   back to the sequential test directory:

   > cd ../fla/
 
   Look at the contents of the file test_Chol.c. This file contains the
   main() program for our test driver and will give you a good idea of how
   easy it is to program with libflame API.

   First we must initialize the FLAME environment. This is shown on line
   79:

   FLA_Init();

   On line 125, we create a matrix A:

   FLA_Obj_create( datatype, m, m, &A );

   Invoking this function creates an m-by-m matrix with a numerical data type
   "datatype" and associates this matrix with the object named A. The datatype
   variable takes on one of four values: FLA_FLOAT, FLA_DOUBLE, FLA_COMPLEX,
   FLA_DOUBLE_COMPLEX. These denote single and double precision real and
   single and double precision complex data, respectively. Here, datatype
   has been assigned the constant value FLA_DOUBLE.

   The next line creates a separate matrix A_ref to hold the results of the
   reference experiments:

   FLA_Obj_create( datatype, m, m, &A_ref );

   We separate the experiment results in this way so that we can compare the
   numerical values of the matrices to ensure we're getting the right answer.

### [Directions]
1. Write out everything in the libflame excerpt above from "FLA_Obj_create( datatype, m, m, &A );" down to "constant value FLA_DOUBLE.", with no changes.
2. According to the libflame excerpt above, what constant value has been assigned to the datatype variable?

### [Dataset records]
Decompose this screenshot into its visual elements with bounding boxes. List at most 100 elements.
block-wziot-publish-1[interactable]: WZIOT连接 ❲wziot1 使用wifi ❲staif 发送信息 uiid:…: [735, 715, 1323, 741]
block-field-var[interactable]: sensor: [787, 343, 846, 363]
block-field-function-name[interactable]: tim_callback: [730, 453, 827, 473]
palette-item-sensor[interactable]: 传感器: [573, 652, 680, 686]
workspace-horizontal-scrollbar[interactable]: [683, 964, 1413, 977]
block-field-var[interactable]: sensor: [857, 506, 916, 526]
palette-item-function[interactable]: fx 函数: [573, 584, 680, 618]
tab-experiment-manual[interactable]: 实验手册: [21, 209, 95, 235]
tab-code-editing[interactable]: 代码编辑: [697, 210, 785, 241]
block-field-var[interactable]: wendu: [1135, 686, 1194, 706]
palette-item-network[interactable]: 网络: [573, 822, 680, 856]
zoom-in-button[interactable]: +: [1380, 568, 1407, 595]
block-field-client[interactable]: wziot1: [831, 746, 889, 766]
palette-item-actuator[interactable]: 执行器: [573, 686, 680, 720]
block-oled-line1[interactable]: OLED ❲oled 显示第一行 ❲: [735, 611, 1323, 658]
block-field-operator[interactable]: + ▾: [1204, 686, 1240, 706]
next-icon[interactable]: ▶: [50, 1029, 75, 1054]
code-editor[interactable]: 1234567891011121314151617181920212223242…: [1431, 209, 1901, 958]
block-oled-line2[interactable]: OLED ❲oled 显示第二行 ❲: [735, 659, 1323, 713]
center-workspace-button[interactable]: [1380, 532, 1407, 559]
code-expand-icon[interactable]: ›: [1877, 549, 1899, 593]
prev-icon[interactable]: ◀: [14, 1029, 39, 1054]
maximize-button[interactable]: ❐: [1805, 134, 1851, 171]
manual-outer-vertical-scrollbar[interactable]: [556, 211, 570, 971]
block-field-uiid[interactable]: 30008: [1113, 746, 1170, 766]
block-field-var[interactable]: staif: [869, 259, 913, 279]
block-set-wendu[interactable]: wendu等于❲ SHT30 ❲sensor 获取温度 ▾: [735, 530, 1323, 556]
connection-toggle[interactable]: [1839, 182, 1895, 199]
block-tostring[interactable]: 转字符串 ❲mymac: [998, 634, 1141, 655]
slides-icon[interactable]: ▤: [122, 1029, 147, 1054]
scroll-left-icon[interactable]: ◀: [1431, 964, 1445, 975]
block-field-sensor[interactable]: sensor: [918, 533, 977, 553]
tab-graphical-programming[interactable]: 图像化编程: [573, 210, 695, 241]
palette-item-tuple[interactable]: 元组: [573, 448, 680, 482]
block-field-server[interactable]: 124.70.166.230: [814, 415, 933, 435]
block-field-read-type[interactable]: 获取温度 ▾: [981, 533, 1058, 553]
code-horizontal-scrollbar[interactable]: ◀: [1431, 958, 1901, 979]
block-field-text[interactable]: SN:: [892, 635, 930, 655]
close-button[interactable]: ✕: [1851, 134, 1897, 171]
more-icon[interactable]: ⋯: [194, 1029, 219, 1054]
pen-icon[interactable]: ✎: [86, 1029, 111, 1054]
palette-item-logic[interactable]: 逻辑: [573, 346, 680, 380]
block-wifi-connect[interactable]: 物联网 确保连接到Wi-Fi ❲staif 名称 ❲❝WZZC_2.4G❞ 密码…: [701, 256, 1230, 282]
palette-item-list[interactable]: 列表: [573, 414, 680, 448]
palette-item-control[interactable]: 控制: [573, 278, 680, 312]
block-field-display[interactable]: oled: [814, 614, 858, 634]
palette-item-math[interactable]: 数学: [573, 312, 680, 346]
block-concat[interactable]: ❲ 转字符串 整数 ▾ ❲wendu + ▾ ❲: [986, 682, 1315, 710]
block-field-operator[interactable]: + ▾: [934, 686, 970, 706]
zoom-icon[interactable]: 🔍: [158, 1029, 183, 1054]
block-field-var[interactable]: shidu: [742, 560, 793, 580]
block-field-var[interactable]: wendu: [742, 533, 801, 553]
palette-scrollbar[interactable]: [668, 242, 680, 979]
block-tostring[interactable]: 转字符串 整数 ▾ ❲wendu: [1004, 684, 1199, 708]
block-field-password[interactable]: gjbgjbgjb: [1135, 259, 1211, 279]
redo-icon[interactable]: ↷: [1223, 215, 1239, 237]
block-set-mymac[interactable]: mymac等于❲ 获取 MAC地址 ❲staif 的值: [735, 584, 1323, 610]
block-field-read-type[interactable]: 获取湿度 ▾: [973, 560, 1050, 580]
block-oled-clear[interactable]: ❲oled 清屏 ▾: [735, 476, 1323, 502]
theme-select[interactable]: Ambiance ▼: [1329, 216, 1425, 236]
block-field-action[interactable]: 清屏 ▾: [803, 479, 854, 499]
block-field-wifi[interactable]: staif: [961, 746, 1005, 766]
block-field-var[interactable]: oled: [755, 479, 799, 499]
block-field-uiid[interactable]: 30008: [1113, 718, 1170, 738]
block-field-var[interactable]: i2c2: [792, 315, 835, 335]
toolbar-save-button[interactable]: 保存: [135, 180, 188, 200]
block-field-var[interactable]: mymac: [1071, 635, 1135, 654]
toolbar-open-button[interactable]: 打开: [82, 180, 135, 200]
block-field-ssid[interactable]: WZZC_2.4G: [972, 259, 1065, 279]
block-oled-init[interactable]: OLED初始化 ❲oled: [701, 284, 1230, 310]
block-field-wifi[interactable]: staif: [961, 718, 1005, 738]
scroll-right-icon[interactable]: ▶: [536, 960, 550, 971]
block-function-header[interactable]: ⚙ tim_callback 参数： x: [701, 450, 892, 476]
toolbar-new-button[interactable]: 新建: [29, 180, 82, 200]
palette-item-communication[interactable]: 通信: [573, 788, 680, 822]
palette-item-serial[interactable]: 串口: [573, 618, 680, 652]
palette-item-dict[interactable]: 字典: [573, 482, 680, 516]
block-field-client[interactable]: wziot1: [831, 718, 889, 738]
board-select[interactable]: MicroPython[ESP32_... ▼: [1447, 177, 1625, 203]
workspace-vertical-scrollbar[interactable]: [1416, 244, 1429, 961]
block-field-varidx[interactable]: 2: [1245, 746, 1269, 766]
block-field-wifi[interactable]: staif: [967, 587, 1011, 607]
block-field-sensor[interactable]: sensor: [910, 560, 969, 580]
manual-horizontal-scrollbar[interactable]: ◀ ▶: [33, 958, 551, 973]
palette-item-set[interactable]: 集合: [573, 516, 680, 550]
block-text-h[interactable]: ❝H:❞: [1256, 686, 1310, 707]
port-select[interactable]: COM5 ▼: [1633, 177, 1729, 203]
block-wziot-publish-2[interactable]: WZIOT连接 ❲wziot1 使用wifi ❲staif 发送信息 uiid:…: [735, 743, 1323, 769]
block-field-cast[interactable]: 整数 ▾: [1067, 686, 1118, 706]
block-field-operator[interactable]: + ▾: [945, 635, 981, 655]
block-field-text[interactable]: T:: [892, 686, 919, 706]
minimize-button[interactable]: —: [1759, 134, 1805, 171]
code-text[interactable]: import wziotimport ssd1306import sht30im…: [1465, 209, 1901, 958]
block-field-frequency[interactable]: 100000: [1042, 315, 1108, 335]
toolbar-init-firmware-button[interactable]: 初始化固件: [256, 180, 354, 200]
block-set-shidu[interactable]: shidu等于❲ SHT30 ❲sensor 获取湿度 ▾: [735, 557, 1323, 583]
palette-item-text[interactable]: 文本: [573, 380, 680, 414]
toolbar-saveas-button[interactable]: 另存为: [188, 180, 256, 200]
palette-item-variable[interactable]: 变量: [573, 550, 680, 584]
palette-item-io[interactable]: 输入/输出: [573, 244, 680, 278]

### [Written responses]
1.
FLA_Obj_create( datatype, m, m, &A );

   Invoking this function creates an m-by-m matrix with a numerical data type
   "datatype" and associates this matrix with the object named A. The datatype
   variable takes on one of four values: FLA_FLOAT, FLA_DOUBLE, FLA_COMPLEX,
   FLA_DOUBLE_COMPLEX. These denote single and double precision real and
   single and double precision complex data, respectively. Here, datatype
   has been assigned the constant value FLA_DOUBLE.

2. It has been assigned FLA_DOUBLE.